I hold this slow and daily tampering with the mysteries of the brain to be immeasurably worse than any torture of the body….

—Charles Dickens on the first penitentiary (1842)

I told them [the Texas legislature] that the only answer to the crime problem is to take nonviolent criminals out of our prisons and make them pay back their victims with restitution.

—Chuck Colson, Transforming Our World (1988)

Beneath the Eye of God

Eastern State Penitentiary in Pennsylvania was the first-born child of the prison reform movement in early America. Unlike earlier prisons, the penitentiary was designed, not to punish the inmate, but to move him toward spiritual reflection, conviction, and reformation. The key to this reformation was complete isolation from other prisoners. The inmate would be left alone with a Bible and a bit of manual labor. Thus abandoned to his thoughts and the words of Scripture, the prisoner would surely face his crimes and guilt and respond with revulsion and regret. He would become a true penitent. And so this new sort of prison was called a “penitentiary,” and its rooms were called “cells.” Until that time—the year was 1829—a cell was a room in a monastery.

The first American prison, Eastern State Penitentiary in Pennsylvania, was designed after a monastery.

The theology behind the project was largely that of the Quakers, though it was sprinkled liberally with Enlightenment thinking. The project assumed that every man was open to God’s self-revelation. Meditation, solitude, and spiritual education would (in theory) work inner transformation and bring forth life from death. And, should the method fail, the years of isolation would still be sufficient punishment for past crimes and an effective deterrent against future ones as no one would ever want to come back to the unimaginable loneliness of Eastern State Penitentiary.

The man who gave this first penitentiary form was British-born architect John Haviland. “Haviland’s ambitious mechanical innovations placed each prisoner in his or her own private cell, centrally heated, with running water, a flush toilet, and a skylight.” The skylight was called “the Eye of God.” It was supposed to remind the inmate of God’s immediate presence as judge and deliverer. Haviland used “the grand architectural vocabulary of churches” throughout the interior of the prison. In other words, he designed the interior of the penitentiary to look like a medieval church or monastery.

He employed 30-foot, barrel vaulted hallways, tall arched windows, and skylights throughout. He wrote of the Penitentiary as a forced monastery, a machine for reform. But he added an impressive touch: a menacing, medieval façade, built to intimidate, that ironically implied that physical punishment took place behind those grim walls. (http://eassternstate.org)
_ _ _ _
Job 1
Present everything in the records from the line containing "x-tick-label: Stem — [1001, 686, 1045, 701]" down to the line containing "y2-tick-label: 15 — [1150, 336, 1170, 350]" as a numbered list, leaving out any blank lines.

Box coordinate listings
_ _ _ _
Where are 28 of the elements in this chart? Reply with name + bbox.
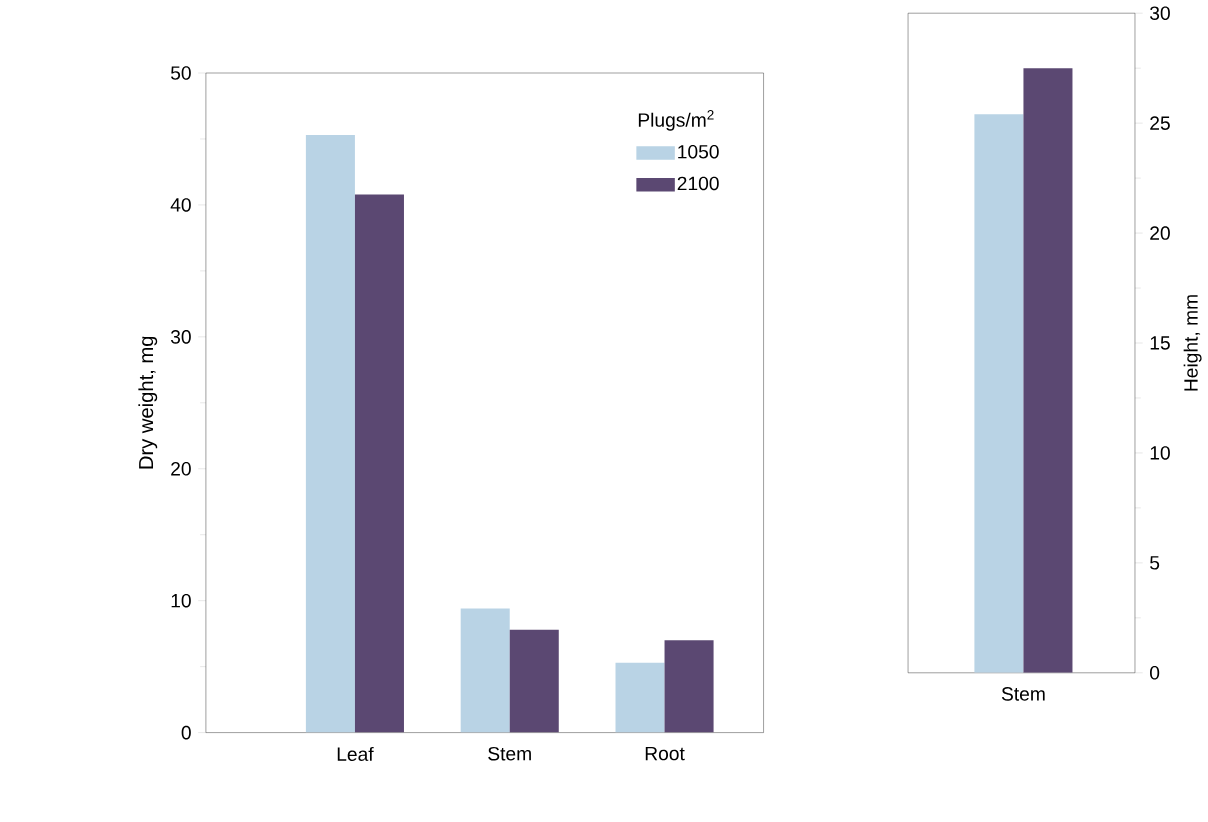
x-tick-label: Stem — [1001, 686, 1045, 701]
x-tick-label: Stem — [488, 746, 531, 761]
y-tick-label: 20 — [171, 461, 191, 476]
y-axis-title: Dry weight, mg — [138, 336, 158, 469]
y2-tick-label: 15 — [1150, 336, 1170, 350]
y2-tick-label: 30 — [1150, 6, 1170, 20]
y2-tick-label: 10 — [1150, 445, 1170, 460]
legend-label: 2100 — [677, 176, 719, 191]
y-tick-label: 0 — [181, 725, 191, 740]
x-tick-label: Leaf — [337, 746, 374, 761]
y2-tick-label: 5 — [1150, 556, 1160, 570]
y-tick-label: 50 — [170, 66, 191, 80]
bar — [615, 662, 665, 733]
x-tick-label: Root — [645, 746, 685, 761]
y2-tick-label: 20 — [1150, 226, 1170, 240]
bar — [460, 608, 510, 733]
y-tick-label: 40 — [170, 197, 191, 212]
y2-tick-label: 0 — [1150, 665, 1160, 680]
bar — [509, 629, 559, 733]
legend-label: 1050 — [678, 144, 719, 159]
bar — [305, 134, 355, 733]
legend-title: Plugs/m$^{2}$ — [638, 109, 714, 131]
y2-axis-title: Height, mm — [1183, 294, 1202, 391]
y-tick-label: 30 — [170, 329, 191, 344]
y2-tick-label: 25 — [1150, 116, 1170, 130]
y-tick-label: 10 — [171, 593, 191, 608]
bar — [664, 640, 714, 733]
bar — [354, 194, 404, 733]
_ _ _ _
Job 2
Revise everything in the penitentiary passage from "He employed 30-foot, barrel" down to "grim walls. (http://eassternstate.org)", swapping "hallways" for "corridors".

Final answer 1
1. x-tick-label: Stem — [1001, 686, 1045, 701]
2. x-tick-label: Stem — [488, 746, 531, 761]
3. y-tick-label: 20 — [171, 461, 191, 476]
4. y-axis-title: Dry weight, mg — [138, 336, 158, 469]
5. y2-tick-label: 15 — [1150, 336, 1170, 350]

Final answer 2
He employed 30-foot, barrel vaulted corridors, tall arched windows, and skylights throughout. He wrote of the Penitentiary as a forced monastery, a machine for reform. But he added an impressive touch: a menacing, medieval façade, built to intimidate, that ironically implied that physical punishment took place behind those grim walls. (http://eassternstate.org)